- [What to do] Whenever a line contains the string "text", copy it out of the entries.

Data records

--- --- ---

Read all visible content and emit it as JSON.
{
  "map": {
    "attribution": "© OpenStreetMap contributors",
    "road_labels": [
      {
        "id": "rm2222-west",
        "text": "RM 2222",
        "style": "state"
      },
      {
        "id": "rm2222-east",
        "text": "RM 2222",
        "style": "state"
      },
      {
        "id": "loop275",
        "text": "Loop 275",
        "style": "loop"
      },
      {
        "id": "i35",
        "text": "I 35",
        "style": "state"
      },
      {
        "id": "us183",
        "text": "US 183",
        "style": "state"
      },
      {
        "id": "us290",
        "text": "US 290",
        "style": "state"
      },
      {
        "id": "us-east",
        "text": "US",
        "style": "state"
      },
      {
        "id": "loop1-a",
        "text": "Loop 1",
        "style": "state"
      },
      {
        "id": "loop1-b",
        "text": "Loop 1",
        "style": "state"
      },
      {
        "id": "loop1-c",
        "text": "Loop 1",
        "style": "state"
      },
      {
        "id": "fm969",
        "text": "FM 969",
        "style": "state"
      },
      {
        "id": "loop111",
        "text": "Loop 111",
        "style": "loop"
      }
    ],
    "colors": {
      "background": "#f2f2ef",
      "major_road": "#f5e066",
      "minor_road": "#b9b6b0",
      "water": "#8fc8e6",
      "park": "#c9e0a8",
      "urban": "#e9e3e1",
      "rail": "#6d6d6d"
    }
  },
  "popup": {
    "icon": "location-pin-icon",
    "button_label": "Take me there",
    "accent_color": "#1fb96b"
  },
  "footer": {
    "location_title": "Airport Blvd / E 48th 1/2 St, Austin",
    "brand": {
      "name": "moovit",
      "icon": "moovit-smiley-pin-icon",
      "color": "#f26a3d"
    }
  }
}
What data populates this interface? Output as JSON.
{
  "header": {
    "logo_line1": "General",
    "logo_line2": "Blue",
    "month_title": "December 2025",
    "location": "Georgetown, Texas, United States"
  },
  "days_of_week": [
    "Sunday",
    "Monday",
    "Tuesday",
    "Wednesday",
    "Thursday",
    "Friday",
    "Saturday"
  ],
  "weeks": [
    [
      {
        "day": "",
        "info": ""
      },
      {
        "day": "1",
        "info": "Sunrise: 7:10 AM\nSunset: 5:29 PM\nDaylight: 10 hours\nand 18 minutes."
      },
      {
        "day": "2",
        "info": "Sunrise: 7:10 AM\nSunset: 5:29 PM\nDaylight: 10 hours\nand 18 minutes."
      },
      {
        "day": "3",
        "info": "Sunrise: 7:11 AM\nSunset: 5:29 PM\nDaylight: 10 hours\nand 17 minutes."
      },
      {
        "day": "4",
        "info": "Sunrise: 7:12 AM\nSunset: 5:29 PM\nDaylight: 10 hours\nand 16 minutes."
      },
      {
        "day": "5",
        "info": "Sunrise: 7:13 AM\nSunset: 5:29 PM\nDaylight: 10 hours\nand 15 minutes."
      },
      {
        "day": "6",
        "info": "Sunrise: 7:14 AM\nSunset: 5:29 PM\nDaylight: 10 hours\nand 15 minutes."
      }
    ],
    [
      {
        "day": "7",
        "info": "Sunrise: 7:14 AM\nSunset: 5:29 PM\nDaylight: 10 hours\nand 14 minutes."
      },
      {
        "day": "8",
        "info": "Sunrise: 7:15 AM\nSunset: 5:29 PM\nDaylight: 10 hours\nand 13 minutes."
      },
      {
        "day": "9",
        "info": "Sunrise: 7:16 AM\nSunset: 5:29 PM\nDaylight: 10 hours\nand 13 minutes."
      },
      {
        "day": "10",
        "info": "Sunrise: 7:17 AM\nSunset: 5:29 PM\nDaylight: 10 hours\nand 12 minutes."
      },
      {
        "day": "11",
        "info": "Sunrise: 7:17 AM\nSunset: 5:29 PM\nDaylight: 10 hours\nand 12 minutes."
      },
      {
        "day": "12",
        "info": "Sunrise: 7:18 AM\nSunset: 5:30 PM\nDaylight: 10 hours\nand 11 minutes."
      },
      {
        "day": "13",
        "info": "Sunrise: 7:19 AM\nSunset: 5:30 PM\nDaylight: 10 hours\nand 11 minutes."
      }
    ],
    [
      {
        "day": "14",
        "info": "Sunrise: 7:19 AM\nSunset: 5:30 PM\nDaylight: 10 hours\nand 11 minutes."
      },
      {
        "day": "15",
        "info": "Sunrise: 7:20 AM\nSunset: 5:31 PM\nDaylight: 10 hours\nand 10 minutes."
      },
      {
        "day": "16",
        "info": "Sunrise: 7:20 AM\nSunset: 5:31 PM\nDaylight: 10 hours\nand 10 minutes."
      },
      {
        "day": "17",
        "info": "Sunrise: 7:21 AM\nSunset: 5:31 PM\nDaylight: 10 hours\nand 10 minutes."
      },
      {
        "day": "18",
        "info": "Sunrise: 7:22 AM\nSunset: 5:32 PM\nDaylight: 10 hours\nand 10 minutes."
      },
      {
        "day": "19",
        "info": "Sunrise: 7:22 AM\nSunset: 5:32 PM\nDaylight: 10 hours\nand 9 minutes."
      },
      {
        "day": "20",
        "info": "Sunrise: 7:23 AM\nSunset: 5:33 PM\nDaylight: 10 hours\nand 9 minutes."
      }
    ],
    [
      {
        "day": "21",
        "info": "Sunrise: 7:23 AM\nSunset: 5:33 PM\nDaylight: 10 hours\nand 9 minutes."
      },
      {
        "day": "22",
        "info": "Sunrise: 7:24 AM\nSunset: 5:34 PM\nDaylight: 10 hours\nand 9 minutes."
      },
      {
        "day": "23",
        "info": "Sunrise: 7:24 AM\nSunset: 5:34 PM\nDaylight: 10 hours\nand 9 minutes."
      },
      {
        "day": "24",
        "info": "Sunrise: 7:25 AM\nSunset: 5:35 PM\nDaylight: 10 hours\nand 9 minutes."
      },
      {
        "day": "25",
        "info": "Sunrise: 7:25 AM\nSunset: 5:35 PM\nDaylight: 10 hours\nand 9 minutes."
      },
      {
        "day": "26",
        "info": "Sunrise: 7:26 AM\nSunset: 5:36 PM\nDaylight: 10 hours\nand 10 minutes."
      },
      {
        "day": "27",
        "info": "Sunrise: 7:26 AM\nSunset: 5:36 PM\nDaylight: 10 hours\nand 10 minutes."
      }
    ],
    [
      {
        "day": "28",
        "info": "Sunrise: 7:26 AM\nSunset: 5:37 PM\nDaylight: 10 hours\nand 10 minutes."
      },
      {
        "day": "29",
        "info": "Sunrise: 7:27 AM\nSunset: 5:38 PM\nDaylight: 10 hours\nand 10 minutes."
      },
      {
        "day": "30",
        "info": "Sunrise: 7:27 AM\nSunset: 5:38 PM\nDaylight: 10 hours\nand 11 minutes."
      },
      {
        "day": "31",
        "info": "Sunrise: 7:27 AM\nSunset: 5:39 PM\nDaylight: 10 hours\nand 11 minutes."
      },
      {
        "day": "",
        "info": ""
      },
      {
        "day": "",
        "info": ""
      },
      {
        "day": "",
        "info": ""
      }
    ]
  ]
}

--- --- ---

- [Answer to this problem]
        "text": "RM 2222",
        "text": "RM 2222",
        "text": "Loop 275",
        "text": "I 35",
        "text": "US 183",
        "text": "US 290",
        "text": "US",
        "text": "Loop 1",
        "text": "Loop 1",
        "text": "Loop 1",
        "text": "FM 969",
        "text": "Loop 111",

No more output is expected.